PROBLEM DESCRIPTION:
Search the material below for the string "title" and extract each line that has it.

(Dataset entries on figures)
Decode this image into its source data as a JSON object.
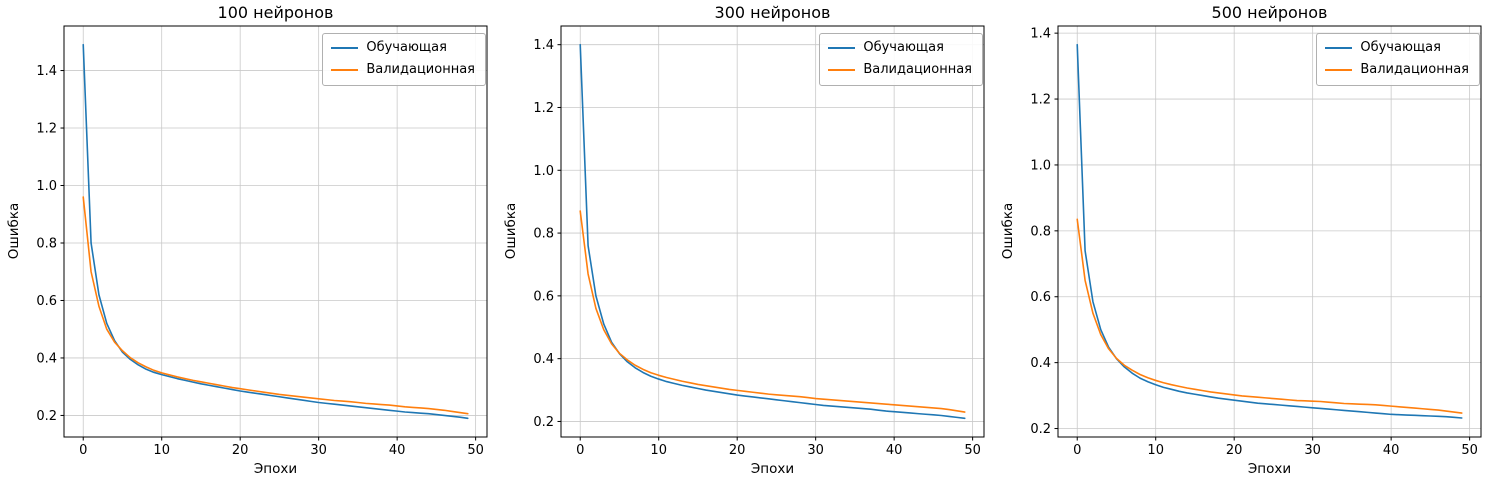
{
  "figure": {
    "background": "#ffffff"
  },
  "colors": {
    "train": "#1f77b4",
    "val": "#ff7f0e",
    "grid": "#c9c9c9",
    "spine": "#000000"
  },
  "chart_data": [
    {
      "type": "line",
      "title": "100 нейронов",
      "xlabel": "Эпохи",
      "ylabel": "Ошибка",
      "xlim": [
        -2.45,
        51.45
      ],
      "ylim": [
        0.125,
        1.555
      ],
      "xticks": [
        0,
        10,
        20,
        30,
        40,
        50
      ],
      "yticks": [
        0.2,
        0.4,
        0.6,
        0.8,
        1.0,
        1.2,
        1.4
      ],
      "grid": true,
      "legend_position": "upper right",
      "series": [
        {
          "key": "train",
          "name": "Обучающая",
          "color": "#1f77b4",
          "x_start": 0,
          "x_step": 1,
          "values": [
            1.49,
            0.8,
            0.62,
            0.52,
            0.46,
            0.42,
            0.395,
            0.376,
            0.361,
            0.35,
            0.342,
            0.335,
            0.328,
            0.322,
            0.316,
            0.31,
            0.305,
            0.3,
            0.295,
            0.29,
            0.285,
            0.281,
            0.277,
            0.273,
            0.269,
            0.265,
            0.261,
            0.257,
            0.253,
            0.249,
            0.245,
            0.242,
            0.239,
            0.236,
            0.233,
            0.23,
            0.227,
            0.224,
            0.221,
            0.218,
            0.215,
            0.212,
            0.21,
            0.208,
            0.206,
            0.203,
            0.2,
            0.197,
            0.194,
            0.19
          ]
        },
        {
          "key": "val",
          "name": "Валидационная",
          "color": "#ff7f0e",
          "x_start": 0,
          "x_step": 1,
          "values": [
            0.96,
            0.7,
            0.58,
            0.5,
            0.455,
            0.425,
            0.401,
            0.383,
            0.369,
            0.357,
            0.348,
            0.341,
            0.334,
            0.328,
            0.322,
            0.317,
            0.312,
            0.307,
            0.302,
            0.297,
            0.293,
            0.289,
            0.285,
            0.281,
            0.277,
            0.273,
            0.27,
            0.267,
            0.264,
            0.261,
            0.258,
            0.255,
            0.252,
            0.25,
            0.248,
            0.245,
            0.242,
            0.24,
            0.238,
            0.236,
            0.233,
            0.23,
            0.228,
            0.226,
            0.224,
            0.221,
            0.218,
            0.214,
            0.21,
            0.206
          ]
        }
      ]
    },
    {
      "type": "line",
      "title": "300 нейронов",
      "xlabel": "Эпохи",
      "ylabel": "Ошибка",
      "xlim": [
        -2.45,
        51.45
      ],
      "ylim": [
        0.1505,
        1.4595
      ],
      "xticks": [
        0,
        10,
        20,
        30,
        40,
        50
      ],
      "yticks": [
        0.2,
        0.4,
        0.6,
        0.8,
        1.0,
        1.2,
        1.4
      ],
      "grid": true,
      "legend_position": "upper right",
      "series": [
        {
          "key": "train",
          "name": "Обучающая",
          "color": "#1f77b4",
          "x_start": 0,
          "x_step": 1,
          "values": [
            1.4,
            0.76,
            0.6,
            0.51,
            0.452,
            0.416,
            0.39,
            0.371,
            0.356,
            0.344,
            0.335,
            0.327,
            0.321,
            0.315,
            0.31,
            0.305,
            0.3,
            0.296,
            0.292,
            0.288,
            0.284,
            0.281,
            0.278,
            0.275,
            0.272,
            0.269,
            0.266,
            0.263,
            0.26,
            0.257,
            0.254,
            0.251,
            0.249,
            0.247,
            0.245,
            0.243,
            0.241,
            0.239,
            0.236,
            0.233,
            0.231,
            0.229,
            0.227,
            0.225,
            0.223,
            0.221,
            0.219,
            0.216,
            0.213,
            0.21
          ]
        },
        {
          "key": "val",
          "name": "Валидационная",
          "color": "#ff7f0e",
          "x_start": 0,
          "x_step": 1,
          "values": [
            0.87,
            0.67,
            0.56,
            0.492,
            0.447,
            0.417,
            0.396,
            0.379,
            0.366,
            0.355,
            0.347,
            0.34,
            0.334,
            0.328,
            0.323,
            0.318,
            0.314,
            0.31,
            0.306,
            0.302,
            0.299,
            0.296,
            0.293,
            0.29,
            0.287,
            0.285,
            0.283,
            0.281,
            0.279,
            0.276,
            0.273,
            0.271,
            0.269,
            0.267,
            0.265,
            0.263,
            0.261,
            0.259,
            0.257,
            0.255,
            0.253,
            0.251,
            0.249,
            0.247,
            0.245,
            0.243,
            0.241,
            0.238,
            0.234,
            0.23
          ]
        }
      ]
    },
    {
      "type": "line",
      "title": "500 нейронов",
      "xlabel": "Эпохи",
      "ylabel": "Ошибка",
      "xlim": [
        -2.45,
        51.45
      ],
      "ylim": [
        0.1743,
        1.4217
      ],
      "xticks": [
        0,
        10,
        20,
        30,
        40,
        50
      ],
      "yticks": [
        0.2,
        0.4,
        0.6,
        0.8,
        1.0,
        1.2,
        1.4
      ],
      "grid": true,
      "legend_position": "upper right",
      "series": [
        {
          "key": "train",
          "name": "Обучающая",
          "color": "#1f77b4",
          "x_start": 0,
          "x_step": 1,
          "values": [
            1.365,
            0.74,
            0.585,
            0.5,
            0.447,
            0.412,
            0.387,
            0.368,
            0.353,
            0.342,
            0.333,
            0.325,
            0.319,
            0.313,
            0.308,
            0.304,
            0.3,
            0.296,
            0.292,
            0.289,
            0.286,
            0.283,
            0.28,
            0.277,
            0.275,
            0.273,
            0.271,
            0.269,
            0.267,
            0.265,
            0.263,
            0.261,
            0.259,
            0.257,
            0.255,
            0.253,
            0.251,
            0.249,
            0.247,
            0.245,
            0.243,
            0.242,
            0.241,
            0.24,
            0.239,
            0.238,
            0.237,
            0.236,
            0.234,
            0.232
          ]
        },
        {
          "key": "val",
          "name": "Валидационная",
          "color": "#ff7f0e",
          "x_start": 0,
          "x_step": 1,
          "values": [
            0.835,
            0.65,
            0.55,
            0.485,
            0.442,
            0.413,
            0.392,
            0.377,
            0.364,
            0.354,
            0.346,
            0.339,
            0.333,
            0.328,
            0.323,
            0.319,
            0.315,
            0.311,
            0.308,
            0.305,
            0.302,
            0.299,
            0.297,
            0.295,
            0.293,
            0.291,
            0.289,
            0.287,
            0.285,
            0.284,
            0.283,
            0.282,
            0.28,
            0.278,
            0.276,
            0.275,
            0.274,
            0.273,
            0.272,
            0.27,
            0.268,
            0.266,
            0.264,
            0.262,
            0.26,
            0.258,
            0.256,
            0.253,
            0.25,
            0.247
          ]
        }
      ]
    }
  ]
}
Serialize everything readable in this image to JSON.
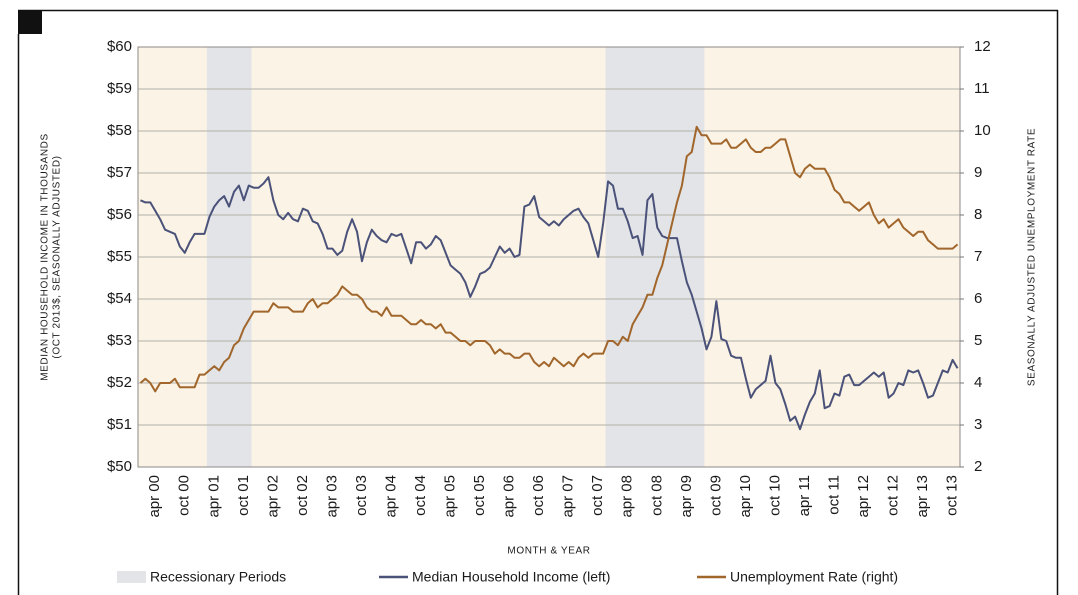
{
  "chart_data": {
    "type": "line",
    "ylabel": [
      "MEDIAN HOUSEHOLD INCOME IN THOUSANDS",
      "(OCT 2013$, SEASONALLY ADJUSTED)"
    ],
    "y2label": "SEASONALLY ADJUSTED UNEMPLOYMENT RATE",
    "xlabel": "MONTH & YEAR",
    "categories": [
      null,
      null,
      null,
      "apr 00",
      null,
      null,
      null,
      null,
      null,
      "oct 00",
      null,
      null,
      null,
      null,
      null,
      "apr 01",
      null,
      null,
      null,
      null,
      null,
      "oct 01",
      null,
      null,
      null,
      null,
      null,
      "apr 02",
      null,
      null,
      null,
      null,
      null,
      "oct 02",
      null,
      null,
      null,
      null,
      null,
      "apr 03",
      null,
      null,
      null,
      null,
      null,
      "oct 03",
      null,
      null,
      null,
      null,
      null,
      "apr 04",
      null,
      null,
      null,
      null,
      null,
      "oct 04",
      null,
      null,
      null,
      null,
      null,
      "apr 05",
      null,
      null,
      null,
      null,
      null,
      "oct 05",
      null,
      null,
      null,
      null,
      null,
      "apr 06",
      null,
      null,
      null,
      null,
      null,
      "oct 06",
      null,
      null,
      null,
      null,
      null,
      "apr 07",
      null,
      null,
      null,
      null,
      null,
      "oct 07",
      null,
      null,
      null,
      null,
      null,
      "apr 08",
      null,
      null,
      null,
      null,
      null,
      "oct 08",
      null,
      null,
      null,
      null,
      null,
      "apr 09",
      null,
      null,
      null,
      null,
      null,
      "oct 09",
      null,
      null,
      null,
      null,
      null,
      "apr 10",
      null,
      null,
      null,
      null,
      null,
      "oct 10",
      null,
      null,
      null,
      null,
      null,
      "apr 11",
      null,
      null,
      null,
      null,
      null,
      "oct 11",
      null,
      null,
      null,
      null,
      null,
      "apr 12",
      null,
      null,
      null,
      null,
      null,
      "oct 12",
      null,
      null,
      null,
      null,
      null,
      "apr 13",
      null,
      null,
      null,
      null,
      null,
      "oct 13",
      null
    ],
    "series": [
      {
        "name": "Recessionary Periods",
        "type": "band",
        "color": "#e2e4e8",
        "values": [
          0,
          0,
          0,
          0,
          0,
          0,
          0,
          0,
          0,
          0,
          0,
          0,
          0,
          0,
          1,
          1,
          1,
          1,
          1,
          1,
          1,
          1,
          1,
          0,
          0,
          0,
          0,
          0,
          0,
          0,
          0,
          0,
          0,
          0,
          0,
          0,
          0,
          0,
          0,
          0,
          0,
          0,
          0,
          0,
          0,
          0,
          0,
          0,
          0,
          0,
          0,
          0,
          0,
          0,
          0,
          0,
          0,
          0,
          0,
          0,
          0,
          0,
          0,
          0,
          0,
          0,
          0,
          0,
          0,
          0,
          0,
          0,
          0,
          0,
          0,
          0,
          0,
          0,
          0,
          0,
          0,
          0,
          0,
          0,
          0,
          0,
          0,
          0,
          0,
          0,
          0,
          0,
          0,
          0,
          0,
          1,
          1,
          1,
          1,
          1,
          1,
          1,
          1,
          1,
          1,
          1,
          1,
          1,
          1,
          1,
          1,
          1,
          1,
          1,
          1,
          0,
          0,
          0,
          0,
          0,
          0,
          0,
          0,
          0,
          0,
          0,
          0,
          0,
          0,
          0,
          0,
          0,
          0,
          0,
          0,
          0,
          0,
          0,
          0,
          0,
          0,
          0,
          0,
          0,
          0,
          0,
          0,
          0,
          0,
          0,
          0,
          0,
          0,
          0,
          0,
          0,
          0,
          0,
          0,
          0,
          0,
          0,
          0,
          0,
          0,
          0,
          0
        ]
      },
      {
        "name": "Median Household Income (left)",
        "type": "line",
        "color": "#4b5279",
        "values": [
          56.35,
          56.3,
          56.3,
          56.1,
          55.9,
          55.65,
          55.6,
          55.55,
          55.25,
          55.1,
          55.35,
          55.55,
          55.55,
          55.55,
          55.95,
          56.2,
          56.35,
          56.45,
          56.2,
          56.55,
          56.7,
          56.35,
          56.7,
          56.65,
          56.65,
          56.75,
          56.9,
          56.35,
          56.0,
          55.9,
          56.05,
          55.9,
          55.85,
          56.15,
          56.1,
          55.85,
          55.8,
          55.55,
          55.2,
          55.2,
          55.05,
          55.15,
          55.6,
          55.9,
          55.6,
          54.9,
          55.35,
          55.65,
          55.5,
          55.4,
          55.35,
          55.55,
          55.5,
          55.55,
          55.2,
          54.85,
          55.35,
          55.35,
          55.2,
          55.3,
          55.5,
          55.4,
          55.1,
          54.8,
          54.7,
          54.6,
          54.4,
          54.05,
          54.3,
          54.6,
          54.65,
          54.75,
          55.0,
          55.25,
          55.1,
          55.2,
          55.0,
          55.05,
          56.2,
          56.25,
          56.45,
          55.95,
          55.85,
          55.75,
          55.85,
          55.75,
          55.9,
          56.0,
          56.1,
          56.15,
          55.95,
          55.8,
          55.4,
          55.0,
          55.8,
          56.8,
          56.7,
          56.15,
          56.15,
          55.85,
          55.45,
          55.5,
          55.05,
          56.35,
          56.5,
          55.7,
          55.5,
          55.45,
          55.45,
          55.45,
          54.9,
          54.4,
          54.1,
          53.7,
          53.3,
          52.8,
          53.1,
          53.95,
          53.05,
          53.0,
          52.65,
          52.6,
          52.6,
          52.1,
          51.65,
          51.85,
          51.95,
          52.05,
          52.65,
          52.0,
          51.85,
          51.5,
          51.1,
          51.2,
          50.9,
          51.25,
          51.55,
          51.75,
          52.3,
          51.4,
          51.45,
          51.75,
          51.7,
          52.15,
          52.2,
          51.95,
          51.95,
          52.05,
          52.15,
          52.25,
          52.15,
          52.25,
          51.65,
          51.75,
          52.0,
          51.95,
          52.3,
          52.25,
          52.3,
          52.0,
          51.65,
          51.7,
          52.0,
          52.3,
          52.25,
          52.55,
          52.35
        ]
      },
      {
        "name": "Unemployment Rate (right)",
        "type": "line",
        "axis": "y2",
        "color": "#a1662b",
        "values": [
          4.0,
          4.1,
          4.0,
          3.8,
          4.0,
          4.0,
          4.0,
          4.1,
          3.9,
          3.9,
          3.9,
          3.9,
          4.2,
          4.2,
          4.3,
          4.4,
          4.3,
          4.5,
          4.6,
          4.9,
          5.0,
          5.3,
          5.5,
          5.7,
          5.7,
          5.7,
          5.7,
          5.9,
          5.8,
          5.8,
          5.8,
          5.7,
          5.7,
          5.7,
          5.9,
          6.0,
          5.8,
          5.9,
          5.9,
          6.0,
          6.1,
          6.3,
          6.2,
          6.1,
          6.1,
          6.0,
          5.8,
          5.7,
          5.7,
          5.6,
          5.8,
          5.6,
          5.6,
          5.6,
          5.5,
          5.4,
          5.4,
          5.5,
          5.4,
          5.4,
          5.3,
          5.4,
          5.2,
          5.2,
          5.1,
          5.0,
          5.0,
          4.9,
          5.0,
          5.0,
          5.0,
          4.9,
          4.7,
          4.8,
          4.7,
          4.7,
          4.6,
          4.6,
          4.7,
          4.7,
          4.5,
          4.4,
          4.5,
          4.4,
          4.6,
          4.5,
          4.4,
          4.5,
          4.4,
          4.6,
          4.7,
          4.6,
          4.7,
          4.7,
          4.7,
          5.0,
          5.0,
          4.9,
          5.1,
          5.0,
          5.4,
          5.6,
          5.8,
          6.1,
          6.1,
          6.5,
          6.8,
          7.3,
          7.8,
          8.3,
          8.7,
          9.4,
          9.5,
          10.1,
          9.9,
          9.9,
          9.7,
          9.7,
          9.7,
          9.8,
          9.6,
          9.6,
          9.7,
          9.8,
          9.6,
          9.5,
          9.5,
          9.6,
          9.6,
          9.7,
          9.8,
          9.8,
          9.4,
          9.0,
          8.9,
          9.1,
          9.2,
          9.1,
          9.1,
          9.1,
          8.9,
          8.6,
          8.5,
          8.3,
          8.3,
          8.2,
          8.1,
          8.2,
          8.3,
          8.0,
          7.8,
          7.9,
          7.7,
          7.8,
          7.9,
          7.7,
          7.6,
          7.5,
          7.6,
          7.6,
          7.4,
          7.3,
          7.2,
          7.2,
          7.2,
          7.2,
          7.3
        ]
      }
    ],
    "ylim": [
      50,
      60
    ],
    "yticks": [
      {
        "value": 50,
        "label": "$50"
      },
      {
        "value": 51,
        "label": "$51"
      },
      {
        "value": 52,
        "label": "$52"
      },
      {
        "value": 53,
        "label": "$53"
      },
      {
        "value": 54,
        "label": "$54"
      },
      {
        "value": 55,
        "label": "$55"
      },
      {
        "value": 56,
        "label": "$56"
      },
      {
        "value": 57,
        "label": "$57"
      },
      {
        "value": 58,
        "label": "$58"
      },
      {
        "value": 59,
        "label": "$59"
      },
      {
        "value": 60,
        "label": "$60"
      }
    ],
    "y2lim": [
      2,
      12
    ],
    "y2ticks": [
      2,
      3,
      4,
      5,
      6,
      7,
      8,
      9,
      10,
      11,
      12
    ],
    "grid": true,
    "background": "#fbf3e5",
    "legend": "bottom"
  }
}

ANSWER TO THE PROBLEM:
      "title": "100 нейронов",
      "title": "300 нейронов",
      "title": "500 нейронов",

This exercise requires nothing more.